> [DATA SHOWN]:
- - -

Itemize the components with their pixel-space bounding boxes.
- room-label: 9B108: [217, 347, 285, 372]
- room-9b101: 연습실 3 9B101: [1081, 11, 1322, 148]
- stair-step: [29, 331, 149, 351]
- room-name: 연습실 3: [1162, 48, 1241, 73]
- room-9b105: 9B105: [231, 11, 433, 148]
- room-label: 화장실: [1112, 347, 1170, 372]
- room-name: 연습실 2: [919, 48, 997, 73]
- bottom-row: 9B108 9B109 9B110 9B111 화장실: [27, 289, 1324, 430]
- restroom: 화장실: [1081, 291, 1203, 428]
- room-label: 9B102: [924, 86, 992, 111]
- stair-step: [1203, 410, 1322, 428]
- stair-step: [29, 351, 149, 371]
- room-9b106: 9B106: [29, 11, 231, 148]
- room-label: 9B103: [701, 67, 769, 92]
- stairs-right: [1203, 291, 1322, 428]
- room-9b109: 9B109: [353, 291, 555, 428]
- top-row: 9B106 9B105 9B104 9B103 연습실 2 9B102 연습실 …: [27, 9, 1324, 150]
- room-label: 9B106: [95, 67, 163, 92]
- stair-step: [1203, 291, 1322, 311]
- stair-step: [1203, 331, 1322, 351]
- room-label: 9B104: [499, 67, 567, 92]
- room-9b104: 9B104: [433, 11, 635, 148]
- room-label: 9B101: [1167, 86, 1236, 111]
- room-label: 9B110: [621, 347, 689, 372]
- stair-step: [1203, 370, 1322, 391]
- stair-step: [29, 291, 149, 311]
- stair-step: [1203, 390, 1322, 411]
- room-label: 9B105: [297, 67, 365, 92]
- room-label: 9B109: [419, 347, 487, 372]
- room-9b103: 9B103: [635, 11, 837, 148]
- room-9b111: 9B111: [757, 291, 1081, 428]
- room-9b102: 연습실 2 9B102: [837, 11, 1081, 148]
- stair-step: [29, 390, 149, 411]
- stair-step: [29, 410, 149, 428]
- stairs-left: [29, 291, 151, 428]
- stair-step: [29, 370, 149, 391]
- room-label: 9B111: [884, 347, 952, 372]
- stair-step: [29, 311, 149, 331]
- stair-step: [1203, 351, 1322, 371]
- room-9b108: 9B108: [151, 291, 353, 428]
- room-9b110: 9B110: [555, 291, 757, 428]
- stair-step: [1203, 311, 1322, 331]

- - -

> [STATED TASK]:
Return all of the lines above verbatim, without changing a single character.

> [EXERCISE RESPONSE]:
Itemize the components with their pixel-space bounding boxes.
- room-label: 9B108: [217, 347, 285, 372]
- room-9b101: 연습실 3 9B101: [1081, 11, 1322, 148]
- stair-step: [29, 331, 149, 351]
- room-name: 연습실 3: [1162, 48, 1241, 73]
- room-9b105: 9B105: [231, 11, 433, 148]
- room-label: 화장실: [1112, 347, 1170, 372]
- room-name: 연습실 2: [919, 48, 997, 73]
- bottom-row: 9B108 9B109 9B110 9B111 화장실: [27, 289, 1324, 430]
- restroom: 화장실: [1081, 291, 1203, 428]
- room-label: 9B102: [924, 86, 992, 111]
- stair-step: [1203, 410, 1322, 428]
- stair-step: [29, 351, 149, 371]
- room-9b106: 9B106: [29, 11, 231, 148]
- room-label: 9B103: [701, 67, 769, 92]
- stairs-right: [1203, 291, 1322, 428]
- room-9b109: 9B109: [353, 291, 555, 428]
- top-row: 9B106 9B105 9B104 9B103 연습실 2 9B102 연습실 …: [27, 9, 1324, 150]
- room-label: 9B106: [95, 67, 163, 92]
- stair-step: [1203, 291, 1322, 311]
- stair-step: [1203, 331, 1322, 351]
- room-label: 9B104: [499, 67, 567, 92]
- room-9b104: 9B104: [433, 11, 635, 148]
- room-label: 9B101: [1167, 86, 1236, 111]
- room-label: 9B110: [621, 347, 689, 372]
- stair-step: [1203, 370, 1322, 391]
- stair-step: [29, 291, 149, 311]
- stair-step: [1203, 390, 1322, 411]
- room-label: 9B105: [297, 67, 365, 92]
- room-label: 9B109: [419, 347, 487, 372]
- room-9b103: 9B103: [635, 11, 837, 148]
- room-9b111: 9B111: [757, 291, 1081, 428]
- room-9b102: 연습실 2 9B102: [837, 11, 1081, 148]
- stair-step: [29, 390, 149, 411]
- stair-step: [29, 410, 149, 428]
- stairs-left: [29, 291, 151, 428]
- stair-step: [29, 370, 149, 391]
- room-label: 9B111: [884, 347, 952, 372]
- stair-step: [29, 311, 149, 331]
- stair-step: [1203, 351, 1322, 371]
- room-9b108: 9B108: [151, 291, 353, 428]
- room-9b110: 9B110: [555, 291, 757, 428]
- stair-step: [1203, 311, 1322, 331]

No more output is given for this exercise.